*Task prompt*. Report how many lines hold the word "demo"; answer with the number alone.

*Entries*.
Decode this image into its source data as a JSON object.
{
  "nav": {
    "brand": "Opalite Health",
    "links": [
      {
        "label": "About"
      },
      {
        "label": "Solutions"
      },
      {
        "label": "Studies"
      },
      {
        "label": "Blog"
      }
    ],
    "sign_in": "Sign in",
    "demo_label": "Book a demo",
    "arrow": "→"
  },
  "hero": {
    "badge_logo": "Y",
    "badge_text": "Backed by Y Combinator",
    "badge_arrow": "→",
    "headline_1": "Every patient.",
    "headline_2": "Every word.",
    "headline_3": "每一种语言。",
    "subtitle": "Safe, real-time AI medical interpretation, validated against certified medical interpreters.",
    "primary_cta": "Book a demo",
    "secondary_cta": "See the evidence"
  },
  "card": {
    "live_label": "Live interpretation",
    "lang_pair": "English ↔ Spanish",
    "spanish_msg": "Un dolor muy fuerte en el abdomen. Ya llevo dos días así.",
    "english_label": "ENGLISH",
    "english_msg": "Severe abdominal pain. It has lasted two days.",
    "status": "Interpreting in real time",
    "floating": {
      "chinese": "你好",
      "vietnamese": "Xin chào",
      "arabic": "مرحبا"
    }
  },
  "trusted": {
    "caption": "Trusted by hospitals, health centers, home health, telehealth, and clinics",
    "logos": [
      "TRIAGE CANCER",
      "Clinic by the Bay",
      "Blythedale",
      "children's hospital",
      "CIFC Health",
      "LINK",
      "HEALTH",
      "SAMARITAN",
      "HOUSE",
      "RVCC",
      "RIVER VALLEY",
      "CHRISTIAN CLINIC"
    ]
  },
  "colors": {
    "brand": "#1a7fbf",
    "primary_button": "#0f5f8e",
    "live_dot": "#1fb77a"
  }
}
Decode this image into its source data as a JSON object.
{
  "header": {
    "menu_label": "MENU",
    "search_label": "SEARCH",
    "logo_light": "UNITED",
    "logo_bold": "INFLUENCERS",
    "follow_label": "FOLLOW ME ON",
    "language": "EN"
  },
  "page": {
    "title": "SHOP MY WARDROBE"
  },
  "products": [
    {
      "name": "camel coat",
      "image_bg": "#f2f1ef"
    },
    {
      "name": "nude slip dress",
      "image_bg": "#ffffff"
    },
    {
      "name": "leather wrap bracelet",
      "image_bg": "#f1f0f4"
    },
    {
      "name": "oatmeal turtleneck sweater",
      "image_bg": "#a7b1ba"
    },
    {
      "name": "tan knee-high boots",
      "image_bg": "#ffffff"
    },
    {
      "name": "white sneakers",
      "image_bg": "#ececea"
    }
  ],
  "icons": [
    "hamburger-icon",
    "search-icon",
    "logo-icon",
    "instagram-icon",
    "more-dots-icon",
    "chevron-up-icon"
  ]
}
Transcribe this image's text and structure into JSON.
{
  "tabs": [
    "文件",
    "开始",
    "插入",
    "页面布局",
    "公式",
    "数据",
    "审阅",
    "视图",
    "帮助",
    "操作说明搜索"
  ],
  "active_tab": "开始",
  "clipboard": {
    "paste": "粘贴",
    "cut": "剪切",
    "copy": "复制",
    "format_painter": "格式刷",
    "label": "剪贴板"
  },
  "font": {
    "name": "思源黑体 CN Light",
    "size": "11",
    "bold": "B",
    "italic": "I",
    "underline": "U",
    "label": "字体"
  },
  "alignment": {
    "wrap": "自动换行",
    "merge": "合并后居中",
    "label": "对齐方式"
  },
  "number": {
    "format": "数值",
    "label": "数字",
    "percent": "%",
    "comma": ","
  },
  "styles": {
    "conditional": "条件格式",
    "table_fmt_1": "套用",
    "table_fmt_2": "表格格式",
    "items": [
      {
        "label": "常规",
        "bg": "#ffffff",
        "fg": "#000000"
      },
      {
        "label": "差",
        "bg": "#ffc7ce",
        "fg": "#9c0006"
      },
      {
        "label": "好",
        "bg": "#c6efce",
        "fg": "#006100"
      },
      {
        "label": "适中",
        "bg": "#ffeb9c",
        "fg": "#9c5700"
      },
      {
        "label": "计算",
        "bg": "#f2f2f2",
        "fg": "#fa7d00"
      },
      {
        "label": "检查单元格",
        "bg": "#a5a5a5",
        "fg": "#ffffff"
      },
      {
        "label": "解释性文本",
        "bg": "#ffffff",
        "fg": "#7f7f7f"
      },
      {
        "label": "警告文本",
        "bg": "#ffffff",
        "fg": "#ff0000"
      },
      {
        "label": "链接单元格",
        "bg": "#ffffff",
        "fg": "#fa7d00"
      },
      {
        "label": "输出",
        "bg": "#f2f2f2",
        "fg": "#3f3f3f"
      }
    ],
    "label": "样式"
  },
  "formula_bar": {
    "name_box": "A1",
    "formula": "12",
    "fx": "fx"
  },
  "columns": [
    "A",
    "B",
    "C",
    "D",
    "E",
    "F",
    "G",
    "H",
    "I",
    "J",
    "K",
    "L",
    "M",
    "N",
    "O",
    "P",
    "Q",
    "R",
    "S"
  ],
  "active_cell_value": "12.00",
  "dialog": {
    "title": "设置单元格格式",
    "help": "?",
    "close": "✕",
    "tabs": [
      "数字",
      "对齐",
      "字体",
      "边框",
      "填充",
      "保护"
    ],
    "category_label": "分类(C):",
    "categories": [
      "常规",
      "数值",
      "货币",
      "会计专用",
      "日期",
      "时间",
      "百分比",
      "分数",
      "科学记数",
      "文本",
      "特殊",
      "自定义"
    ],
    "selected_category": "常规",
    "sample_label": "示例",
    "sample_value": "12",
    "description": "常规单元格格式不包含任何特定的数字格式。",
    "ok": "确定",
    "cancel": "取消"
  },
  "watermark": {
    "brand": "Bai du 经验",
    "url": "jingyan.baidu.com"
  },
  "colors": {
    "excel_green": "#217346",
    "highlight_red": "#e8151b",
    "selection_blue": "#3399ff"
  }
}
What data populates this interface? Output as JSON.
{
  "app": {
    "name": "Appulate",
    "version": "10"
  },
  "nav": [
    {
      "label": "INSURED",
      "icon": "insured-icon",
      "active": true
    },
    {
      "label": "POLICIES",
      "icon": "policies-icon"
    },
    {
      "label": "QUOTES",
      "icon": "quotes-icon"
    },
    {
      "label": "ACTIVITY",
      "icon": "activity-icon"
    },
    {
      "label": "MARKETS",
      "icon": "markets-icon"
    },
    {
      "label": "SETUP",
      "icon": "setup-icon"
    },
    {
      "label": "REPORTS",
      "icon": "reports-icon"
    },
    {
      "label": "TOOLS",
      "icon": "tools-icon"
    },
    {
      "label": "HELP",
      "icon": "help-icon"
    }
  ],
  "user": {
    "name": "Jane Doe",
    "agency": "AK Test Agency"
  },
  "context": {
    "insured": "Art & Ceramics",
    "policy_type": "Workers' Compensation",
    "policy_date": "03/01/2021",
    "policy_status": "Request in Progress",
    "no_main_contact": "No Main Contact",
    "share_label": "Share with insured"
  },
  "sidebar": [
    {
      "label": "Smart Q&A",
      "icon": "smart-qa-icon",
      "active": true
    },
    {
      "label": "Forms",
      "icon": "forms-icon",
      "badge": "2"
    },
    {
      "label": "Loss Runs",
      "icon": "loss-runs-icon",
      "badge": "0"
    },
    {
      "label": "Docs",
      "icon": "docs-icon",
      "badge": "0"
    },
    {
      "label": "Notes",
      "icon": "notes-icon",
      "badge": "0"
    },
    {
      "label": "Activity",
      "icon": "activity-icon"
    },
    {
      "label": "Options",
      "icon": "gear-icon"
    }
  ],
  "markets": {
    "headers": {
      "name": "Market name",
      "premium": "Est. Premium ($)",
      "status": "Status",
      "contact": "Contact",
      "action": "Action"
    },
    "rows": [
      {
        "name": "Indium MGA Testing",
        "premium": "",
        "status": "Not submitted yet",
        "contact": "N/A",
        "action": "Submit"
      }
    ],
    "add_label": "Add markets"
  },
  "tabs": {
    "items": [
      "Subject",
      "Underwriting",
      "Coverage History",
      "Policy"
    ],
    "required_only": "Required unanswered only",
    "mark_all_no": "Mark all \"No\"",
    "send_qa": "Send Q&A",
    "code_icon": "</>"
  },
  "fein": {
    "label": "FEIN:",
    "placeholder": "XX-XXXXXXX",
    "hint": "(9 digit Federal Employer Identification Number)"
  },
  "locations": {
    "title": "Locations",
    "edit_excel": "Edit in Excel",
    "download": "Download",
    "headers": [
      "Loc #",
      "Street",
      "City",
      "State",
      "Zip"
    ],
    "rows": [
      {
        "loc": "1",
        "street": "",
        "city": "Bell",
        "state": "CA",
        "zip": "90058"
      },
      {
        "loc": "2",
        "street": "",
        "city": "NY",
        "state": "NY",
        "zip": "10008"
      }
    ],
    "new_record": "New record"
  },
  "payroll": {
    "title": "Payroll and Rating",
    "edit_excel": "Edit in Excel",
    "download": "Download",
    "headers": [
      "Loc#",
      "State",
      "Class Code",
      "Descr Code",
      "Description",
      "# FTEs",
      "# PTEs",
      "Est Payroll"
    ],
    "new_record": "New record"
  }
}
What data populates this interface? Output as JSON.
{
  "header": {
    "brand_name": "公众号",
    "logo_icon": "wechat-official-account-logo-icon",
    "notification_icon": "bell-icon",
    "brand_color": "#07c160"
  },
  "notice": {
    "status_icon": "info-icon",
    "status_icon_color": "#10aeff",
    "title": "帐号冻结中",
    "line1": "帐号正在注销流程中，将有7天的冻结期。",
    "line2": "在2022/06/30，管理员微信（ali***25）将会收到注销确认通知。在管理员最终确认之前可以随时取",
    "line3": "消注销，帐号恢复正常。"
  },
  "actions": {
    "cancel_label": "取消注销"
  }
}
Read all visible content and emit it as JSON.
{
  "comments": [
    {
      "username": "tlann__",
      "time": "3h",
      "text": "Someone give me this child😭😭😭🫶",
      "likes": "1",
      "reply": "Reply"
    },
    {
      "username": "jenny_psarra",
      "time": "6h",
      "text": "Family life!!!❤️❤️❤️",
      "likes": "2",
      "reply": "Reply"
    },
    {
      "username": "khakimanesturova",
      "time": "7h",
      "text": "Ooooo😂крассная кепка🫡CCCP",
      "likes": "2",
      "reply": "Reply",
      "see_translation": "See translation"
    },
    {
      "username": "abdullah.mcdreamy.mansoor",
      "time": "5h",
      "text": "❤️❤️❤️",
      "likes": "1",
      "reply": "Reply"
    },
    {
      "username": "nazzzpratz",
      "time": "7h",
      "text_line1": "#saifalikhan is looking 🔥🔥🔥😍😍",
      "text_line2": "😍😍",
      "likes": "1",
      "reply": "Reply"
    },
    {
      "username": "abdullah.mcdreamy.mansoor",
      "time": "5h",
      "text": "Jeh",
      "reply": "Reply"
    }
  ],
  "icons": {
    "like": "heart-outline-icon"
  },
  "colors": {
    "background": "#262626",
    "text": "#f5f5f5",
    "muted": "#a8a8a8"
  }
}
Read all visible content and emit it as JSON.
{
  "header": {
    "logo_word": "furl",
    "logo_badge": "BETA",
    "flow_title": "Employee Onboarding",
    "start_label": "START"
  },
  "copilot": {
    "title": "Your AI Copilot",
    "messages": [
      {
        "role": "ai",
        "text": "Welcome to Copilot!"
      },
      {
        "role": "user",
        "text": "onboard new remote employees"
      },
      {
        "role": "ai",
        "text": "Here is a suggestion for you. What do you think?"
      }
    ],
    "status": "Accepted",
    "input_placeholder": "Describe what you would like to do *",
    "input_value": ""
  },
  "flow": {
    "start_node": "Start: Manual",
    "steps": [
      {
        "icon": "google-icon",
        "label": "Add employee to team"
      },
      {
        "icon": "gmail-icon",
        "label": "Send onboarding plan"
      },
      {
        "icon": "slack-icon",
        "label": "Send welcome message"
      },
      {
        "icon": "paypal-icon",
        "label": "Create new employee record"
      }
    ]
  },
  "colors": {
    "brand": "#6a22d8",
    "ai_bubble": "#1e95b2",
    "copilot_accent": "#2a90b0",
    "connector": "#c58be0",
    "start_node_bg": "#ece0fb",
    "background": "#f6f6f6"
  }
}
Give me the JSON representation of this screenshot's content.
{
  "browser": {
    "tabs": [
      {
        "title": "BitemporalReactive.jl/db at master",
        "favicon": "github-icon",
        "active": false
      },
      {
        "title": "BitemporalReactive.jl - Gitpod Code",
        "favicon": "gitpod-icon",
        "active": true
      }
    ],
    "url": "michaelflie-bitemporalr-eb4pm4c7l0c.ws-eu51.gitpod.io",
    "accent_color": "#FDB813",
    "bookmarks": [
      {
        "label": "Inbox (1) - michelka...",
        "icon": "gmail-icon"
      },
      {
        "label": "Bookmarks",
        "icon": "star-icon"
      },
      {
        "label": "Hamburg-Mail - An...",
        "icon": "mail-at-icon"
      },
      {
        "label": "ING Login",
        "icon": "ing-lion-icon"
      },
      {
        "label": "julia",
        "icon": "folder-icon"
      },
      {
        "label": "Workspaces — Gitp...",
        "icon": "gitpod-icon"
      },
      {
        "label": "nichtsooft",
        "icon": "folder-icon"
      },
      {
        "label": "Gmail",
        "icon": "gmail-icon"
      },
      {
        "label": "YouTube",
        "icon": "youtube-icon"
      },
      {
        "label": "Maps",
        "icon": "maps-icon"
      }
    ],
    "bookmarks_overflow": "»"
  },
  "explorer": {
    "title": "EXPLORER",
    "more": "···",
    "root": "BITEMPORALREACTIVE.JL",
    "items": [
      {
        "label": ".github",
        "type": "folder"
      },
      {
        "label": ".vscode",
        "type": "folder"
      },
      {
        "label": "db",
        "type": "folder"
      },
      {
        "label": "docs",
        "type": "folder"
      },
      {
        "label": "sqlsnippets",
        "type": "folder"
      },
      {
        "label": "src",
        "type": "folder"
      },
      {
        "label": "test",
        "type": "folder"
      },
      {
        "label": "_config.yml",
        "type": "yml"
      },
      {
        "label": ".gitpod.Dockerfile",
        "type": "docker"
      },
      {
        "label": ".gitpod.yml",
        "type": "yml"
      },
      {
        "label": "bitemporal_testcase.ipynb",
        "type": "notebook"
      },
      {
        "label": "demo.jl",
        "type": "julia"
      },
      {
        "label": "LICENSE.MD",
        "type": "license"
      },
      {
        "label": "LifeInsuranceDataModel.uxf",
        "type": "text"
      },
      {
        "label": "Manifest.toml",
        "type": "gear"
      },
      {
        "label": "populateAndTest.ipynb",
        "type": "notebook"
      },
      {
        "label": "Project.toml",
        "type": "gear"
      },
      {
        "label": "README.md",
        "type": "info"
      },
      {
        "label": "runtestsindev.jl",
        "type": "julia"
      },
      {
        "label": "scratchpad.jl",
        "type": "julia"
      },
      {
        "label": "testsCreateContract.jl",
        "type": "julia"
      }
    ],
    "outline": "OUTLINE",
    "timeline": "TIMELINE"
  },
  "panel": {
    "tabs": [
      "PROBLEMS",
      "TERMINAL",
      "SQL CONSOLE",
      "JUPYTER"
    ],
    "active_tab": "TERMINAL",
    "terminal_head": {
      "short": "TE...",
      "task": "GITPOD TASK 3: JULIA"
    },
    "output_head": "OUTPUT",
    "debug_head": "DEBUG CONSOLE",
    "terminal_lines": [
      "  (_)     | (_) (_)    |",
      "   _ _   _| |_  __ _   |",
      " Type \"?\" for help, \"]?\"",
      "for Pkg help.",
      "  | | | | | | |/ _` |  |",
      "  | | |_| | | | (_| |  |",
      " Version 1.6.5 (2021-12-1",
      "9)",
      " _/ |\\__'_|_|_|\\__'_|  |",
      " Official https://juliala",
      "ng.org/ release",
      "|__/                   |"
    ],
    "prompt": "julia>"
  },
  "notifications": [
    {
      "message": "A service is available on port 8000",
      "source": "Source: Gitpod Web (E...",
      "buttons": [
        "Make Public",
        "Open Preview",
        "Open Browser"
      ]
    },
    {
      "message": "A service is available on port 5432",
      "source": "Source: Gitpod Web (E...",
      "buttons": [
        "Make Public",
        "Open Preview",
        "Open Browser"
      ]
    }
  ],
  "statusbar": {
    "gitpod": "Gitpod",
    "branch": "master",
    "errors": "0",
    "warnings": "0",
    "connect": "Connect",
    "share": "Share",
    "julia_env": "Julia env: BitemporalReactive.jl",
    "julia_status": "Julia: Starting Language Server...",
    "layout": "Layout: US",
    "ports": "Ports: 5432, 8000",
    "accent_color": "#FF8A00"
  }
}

*Task answer*. 3